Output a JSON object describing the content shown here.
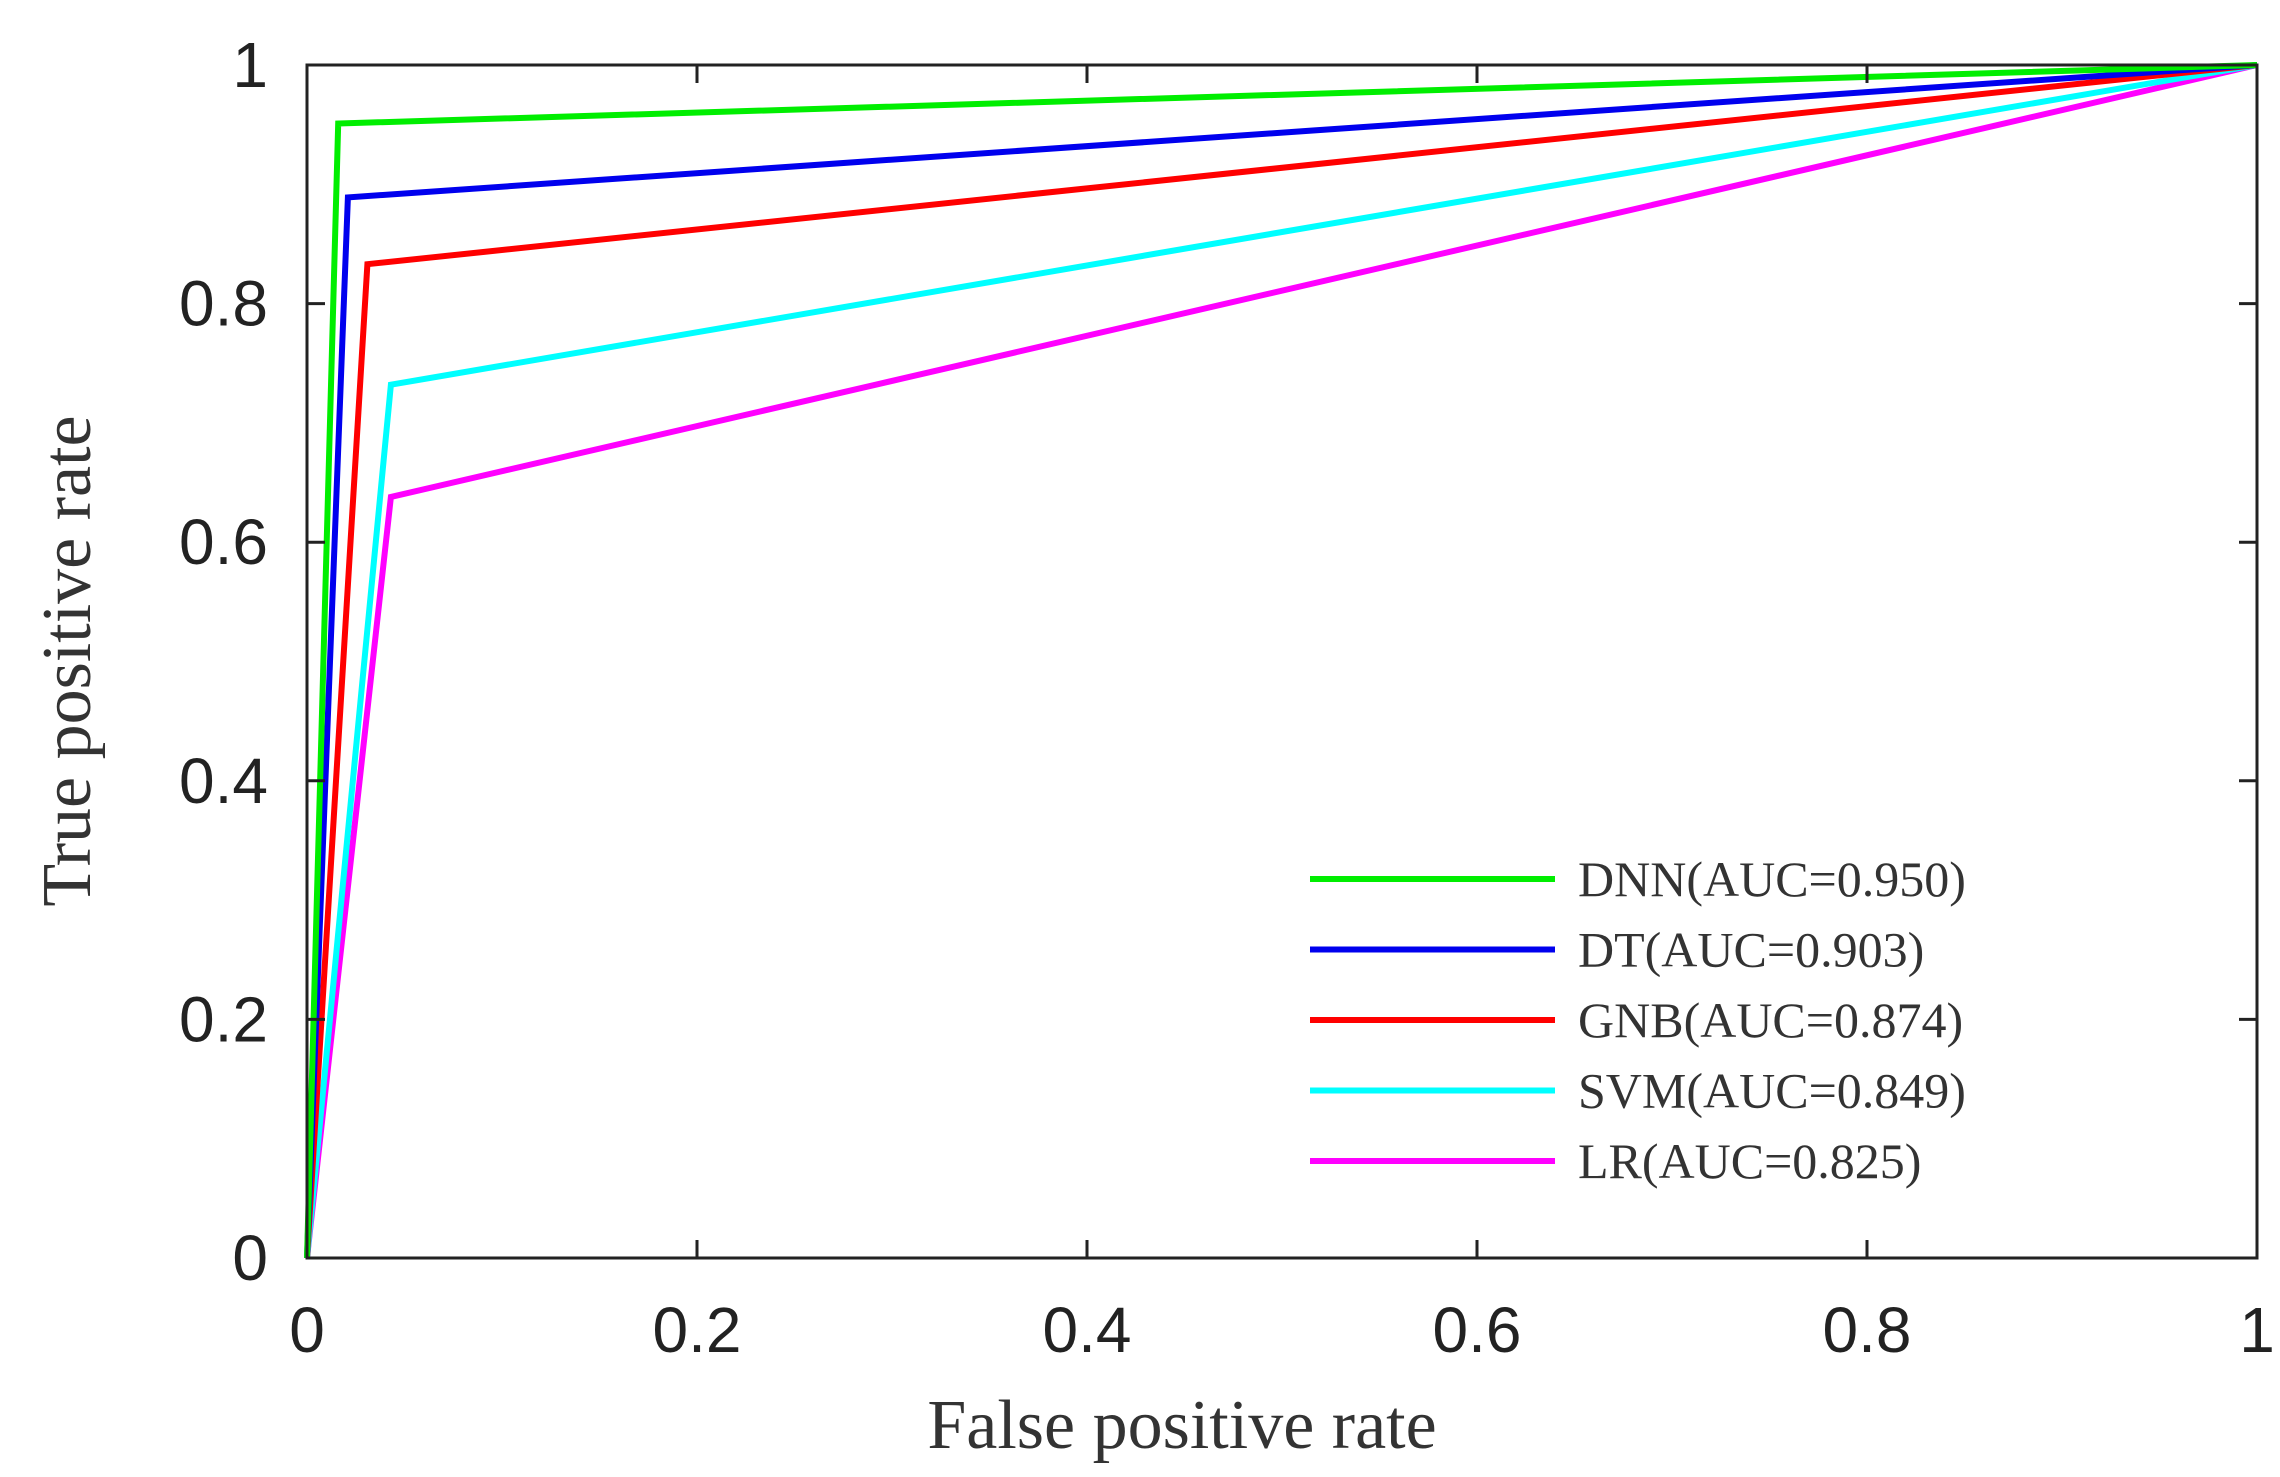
{
  "chart_data": {
    "type": "line",
    "title": "",
    "xlabel": "False positive rate",
    "ylabel": "True positive rate",
    "xlim": [
      0,
      1
    ],
    "ylim": [
      0,
      1
    ],
    "x_ticks": [
      "0",
      "0.2",
      "0.4",
      "0.6",
      "0.8",
      "1"
    ],
    "y_ticks": [
      "0",
      "0.2",
      "0.4",
      "0.6",
      "0.8",
      "1"
    ],
    "grid": false,
    "legend_position": "bottom-right",
    "series": [
      {
        "name": "DNN",
        "label": "DNN(AUC=0.950)",
        "color": "#00ee00",
        "x": [
          0,
          0.016,
          1
        ],
        "y": [
          0,
          0.951,
          1
        ]
      },
      {
        "name": "DT",
        "label": "DT(AUC=0.903)",
        "color": "#0000ee",
        "x": [
          0,
          0.021,
          1
        ],
        "y": [
          0,
          0.889,
          1
        ]
      },
      {
        "name": "GNB",
        "label": "GNB(AUC=0.874)",
        "color": "#ff0000",
        "x": [
          0,
          0.031,
          1
        ],
        "y": [
          0,
          0.833,
          1
        ]
      },
      {
        "name": "SVM",
        "label": "SVM(AUC=0.849)",
        "color": "#00ffff",
        "x": [
          0,
          0.043,
          1
        ],
        "y": [
          0,
          0.732,
          1
        ]
      },
      {
        "name": "LR",
        "label": "LR(AUC=0.825)",
        "color": "#ff00ff",
        "x": [
          0,
          0.043,
          1
        ],
        "y": [
          0,
          0.638,
          1
        ]
      }
    ]
  }
}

-=-=-

#### WORK TO DO:
Return each line with "color".

#### THE COMPLETED TASK:
        "color": "#00ee00",
        "color": "#0000ee",
        "color": "#ff0000",
        "color": "#00ffff",
        "color": "#ff00ff",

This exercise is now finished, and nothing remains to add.